--- START OF Stored records ---

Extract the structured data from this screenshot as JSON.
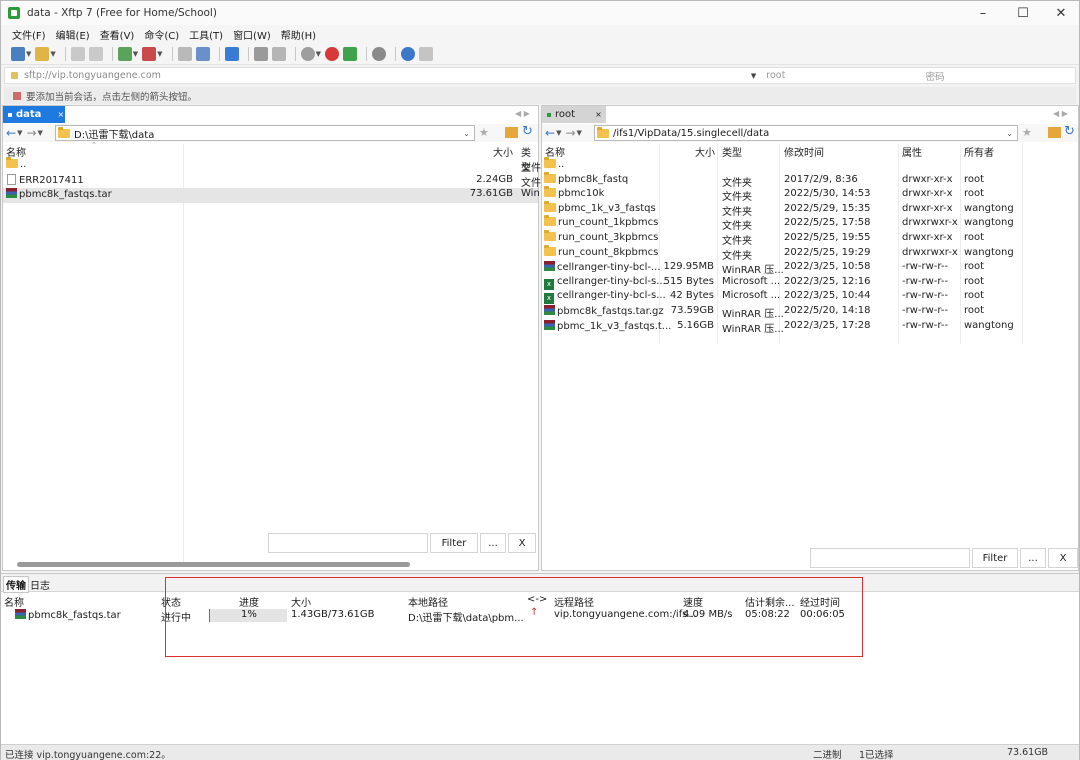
{
  "window": {
    "title": "data - Xftp 7 (Free for Home/School)"
  },
  "menu": [
    "文件(F)",
    "编辑(E)",
    "查看(V)",
    "命令(C)",
    "工具(T)",
    "窗口(W)",
    "帮助(H)"
  ],
  "address": {
    "url": "sftp://vip.tongyuangene.com",
    "user_placeholder": "root",
    "password_placeholder": "密码"
  },
  "session_hint": "要添加当前会话，点击左侧的箭头按钮。",
  "left": {
    "tab": "data",
    "path": "D:\\迅雷下载\\data",
    "columns": {
      "name": "名称",
      "size": "大小",
      "type": "类型"
    },
    "rows": [
      {
        "name": "..",
        "size": "",
        "type": "文件"
      },
      {
        "name": "ERR2017411",
        "size": "2.24GB",
        "type": "文件"
      },
      {
        "name": "pbmc8k_fastqs.tar",
        "size": "73.61GB",
        "type": "Win"
      }
    ],
    "filter_label": "Filter",
    "ellipsis": "...",
    "close": "X"
  },
  "right": {
    "tab": "root",
    "path": "/ifs1/VipData/15.singlecell/data",
    "columns": {
      "name": "名称",
      "size": "大小",
      "type": "类型",
      "modified": "修改时间",
      "attr": "属性",
      "owner": "所有者"
    },
    "rows": [
      {
        "name": "..",
        "size": "",
        "type": "",
        "modified": "",
        "attr": "",
        "owner": "",
        "icon": "folder"
      },
      {
        "name": "pbmc8k_fastq",
        "size": "",
        "type": "文件夹",
        "modified": "2017/2/9, 8:36",
        "attr": "drwxr-xr-x",
        "owner": "root",
        "icon": "folder"
      },
      {
        "name": "pbmc10k",
        "size": "",
        "type": "文件夹",
        "modified": "2022/5/30, 14:53",
        "attr": "drwxr-xr-x",
        "owner": "root",
        "icon": "folder"
      },
      {
        "name": "pbmc_1k_v3_fastqs",
        "size": "",
        "type": "文件夹",
        "modified": "2022/5/29, 15:35",
        "attr": "drwxr-xr-x",
        "owner": "wangtong",
        "icon": "folder"
      },
      {
        "name": "run_count_1kpbmcs",
        "size": "",
        "type": "文件夹",
        "modified": "2022/5/25, 17:58",
        "attr": "drwxrwxr-x",
        "owner": "wangtong",
        "icon": "folder"
      },
      {
        "name": "run_count_3kpbmcs",
        "size": "",
        "type": "文件夹",
        "modified": "2022/5/25, 19:55",
        "attr": "drwxr-xr-x",
        "owner": "root",
        "icon": "folder"
      },
      {
        "name": "run_count_8kpbmcs",
        "size": "",
        "type": "文件夹",
        "modified": "2022/5/25, 19:29",
        "attr": "drwxrwxr-x",
        "owner": "wangtong",
        "icon": "folder"
      },
      {
        "name": "cellranger-tiny-bcl-...",
        "size": "129.95MB",
        "type": "WinRAR 压...",
        "modified": "2022/3/25, 10:58",
        "attr": "-rw-rw-r--",
        "owner": "root",
        "icon": "rar"
      },
      {
        "name": "cellranger-tiny-bcl-s...",
        "size": "515 Bytes",
        "type": "Microsoft ...",
        "modified": "2022/3/25, 12:16",
        "attr": "-rw-rw-r--",
        "owner": "root",
        "icon": "xls"
      },
      {
        "name": "cellranger-tiny-bcl-s...",
        "size": "42 Bytes",
        "type": "Microsoft ...",
        "modified": "2022/3/25, 10:44",
        "attr": "-rw-rw-r--",
        "owner": "root",
        "icon": "xls"
      },
      {
        "name": "pbmc8k_fastqs.tar.gz",
        "size": "73.59GB",
        "type": "WinRAR 压...",
        "modified": "2022/5/20, 14:18",
        "attr": "-rw-rw-r--",
        "owner": "root",
        "icon": "rar"
      },
      {
        "name": "pbmc_1k_v3_fastqs.t...",
        "size": "5.16GB",
        "type": "WinRAR 压...",
        "modified": "2022/3/25, 17:28",
        "attr": "-rw-rw-r--",
        "owner": "wangtong",
        "icon": "rar"
      }
    ],
    "filter_label": "Filter",
    "ellipsis": "...",
    "close": "X"
  },
  "transfer": {
    "tabs": [
      "传输",
      "日志"
    ],
    "columns": {
      "name": "名称",
      "status": "状态",
      "progress": "进度",
      "size": "大小",
      "local": "本地路径",
      "dir": "<->",
      "remote": "远程路径",
      "speed": "速度",
      "eta": "估计剩余...",
      "elapsed": "经过时间"
    },
    "item": {
      "name": "pbmc8k_fastqs.tar",
      "status": "进行中",
      "progress": "1%",
      "progress_value": 0.01,
      "size": "1.43GB/73.61GB",
      "local": "D:\\迅雷下载\\data\\pbm...",
      "remote": "vip.tongyuangene.com:/ifs...",
      "speed": "4.09 MB/s",
      "eta": "05:08:22",
      "elapsed": "00:06:05"
    },
    "highlight_color": "#d93030"
  },
  "status": {
    "connection": "已连接 vip.tongyuangene.com:22。",
    "mode": "二进制",
    "selection": "1已选择",
    "size": "73.61GB"
  }
}
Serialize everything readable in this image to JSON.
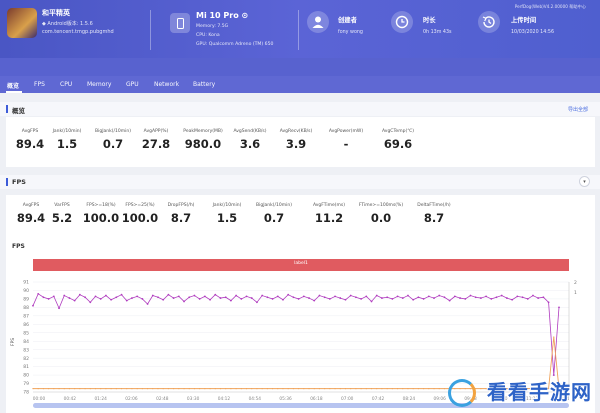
{
  "header": {
    "app_name": "和平精英",
    "app_version": "◆ Android版本: 1.5.6",
    "app_package": "com.tencent.tmgp.pubgmhd",
    "device_name": "Mi 10 Pro ⊙",
    "memory": "Memory: 7.5G",
    "cpu": "CPU: Kona",
    "gpu": "GPU: Qualcomm Adreno (TM) 650",
    "creator_label": "创建者",
    "creator_value": "fony wong",
    "duration_label": "时长",
    "duration_value": "0h 13m 43s",
    "upload_label": "上传时间",
    "upload_value": "10/03/2020 14:56",
    "version_info": "PerfDog(Web)V4.2.00000 帮助中心"
  },
  "tabs": [
    {
      "label": "概览"
    },
    {
      "label": "FPS"
    },
    {
      "label": "CPU"
    },
    {
      "label": "Memory"
    },
    {
      "label": "GPU"
    },
    {
      "label": "Network"
    },
    {
      "label": "Battery"
    }
  ],
  "overview": {
    "title": "概览",
    "export": "导出全部",
    "stats": [
      {
        "label": "AvgFPS",
        "value": "89.4"
      },
      {
        "label": "Jank(/10min)",
        "value": "1.5"
      },
      {
        "label": "BigJank(/10min)",
        "value": "0.7"
      },
      {
        "label": "AvgAPP(%)",
        "value": "27.8"
      },
      {
        "label": "PeakMemory(MB)",
        "value": "980.0"
      },
      {
        "label": "AvgSend(KB/s)",
        "value": "3.6"
      },
      {
        "label": "AvgRecv(KB/s)",
        "value": "3.9"
      },
      {
        "label": "AvgPower(mW)",
        "value": "-"
      },
      {
        "label": "AvgCTemp(℃)",
        "value": "69.6"
      }
    ]
  },
  "fps": {
    "title": "FPS",
    "stats": [
      {
        "label": "AvgFPS",
        "value": "89.4"
      },
      {
        "label": "VarFPS",
        "value": "5.2"
      },
      {
        "label": "FPS>=18(%)",
        "value": "100.0"
      },
      {
        "label": "FPS>=25(%)",
        "value": "100.0"
      },
      {
        "label": "DropFPS(/h)",
        "value": "8.7"
      },
      {
        "label": "Jank(/10min)",
        "value": "1.5"
      },
      {
        "label": "BigJank(/10min)",
        "value": "0.7"
      },
      {
        "label": "AvgFTime(ms)",
        "value": "11.2"
      },
      {
        "label": "FTime>=100ms(%)",
        "value": "0.0"
      },
      {
        "label": "DeltaFTime(/h)",
        "value": "8.7"
      }
    ]
  },
  "chart_data": {
    "type": "line",
    "title": "FPS",
    "label_bar": "label1",
    "ylabel": "FPS",
    "ylim": [
      78,
      91
    ],
    "yticks": [
      91,
      90,
      89,
      88,
      87,
      86,
      85,
      84,
      83,
      82,
      81,
      80,
      79,
      78
    ],
    "y2ticks": [
      "2",
      "1"
    ],
    "xticks": [
      "00:00",
      "00:42",
      "01:24",
      "02:06",
      "02:48",
      "03:30",
      "04:12",
      "04:54",
      "05:36",
      "06:18",
      "07:00",
      "07:42",
      "08:24",
      "09:06",
      "09:48",
      "10:30",
      "11:12",
      "11:54"
    ],
    "series": [
      {
        "color": "#b03cbf",
        "values": [
          88.2,
          89.6,
          89.2,
          89.0,
          89.3,
          87.9,
          89.4,
          89.1,
          88.8,
          89.5,
          89.2,
          88.6,
          89.3,
          89.0,
          89.4,
          88.9,
          89.2,
          89.5,
          88.8,
          89.1,
          89.3,
          89.0,
          88.4,
          89.4,
          89.2,
          88.9,
          89.5,
          89.1,
          89.3,
          88.7,
          89.2,
          89.4,
          89.0,
          89.3,
          88.9,
          89.5,
          89.1,
          89.2,
          88.8,
          89.4,
          89.0,
          89.3,
          89.1,
          88.6,
          89.4,
          89.2,
          89.0,
          89.3,
          88.9,
          89.5,
          89.2,
          89.0,
          89.3,
          89.1,
          88.8,
          89.4,
          89.2,
          89.0,
          89.3,
          89.1,
          88.9,
          89.4,
          89.2,
          89.0,
          89.3,
          88.7,
          89.4,
          89.1,
          89.2,
          89.0,
          89.3,
          89.1,
          89.4,
          88.9,
          89.2,
          89.0,
          89.3,
          89.1,
          89.4,
          89.2,
          88.8,
          89.3,
          89.1,
          89.0,
          89.4,
          89.2,
          89.1,
          89.3,
          89.0,
          89.2,
          89.4,
          89.1,
          88.9,
          89.3,
          89.2,
          89.0,
          89.4,
          89.1,
          89.2,
          88.6,
          80.0,
          88.0
        ]
      },
      {
        "color": "#f0a35a",
        "values": [
          78.4,
          78.4,
          78.4,
          78.4,
          78.4,
          78.4,
          78.4,
          78.4,
          78.4,
          78.4,
          78.4,
          78.4,
          78.4,
          78.4,
          78.4,
          78.4,
          78.4,
          78.4,
          78.4,
          78.4,
          78.4,
          78.4,
          78.4,
          78.4,
          78.4,
          78.4,
          78.4,
          78.4,
          78.4,
          78.4,
          78.4,
          78.4,
          78.4,
          78.4,
          78.4,
          78.4,
          78.4,
          78.4,
          78.4,
          78.4,
          78.4,
          78.4,
          78.4,
          78.4,
          78.4,
          78.4,
          78.4,
          78.4,
          78.4,
          78.4,
          78.4,
          78.4,
          78.4,
          78.4,
          78.4,
          78.4,
          78.4,
          78.4,
          78.4,
          78.4,
          78.4,
          78.4,
          78.4,
          78.4,
          78.4,
          78.4,
          78.4,
          78.4,
          78.4,
          78.4,
          78.4,
          78.4,
          78.4,
          78.4,
          78.4,
          78.4,
          78.4,
          78.4,
          78.4,
          78.4,
          78.4,
          78.4,
          78.4,
          78.4,
          78.4,
          78.4,
          78.4,
          78.4,
          78.4,
          78.4,
          78.4,
          78.4,
          78.4,
          78.4,
          78.4,
          78.4,
          78.4,
          78.4,
          78.4,
          78.4,
          84.5,
          78.4
        ]
      }
    ]
  },
  "watermark": "看看手游网"
}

--- END OF Stored records ---

Copy each line that holds the word "tongyuangene".

- _Solution to the exercise_
    "url": "sftp://vip.tongyuangene.com",
      "remote": "vip.tongyuangene.com:/ifs...",
    "connection": "已连接 vip.tongyuangene.com:22。",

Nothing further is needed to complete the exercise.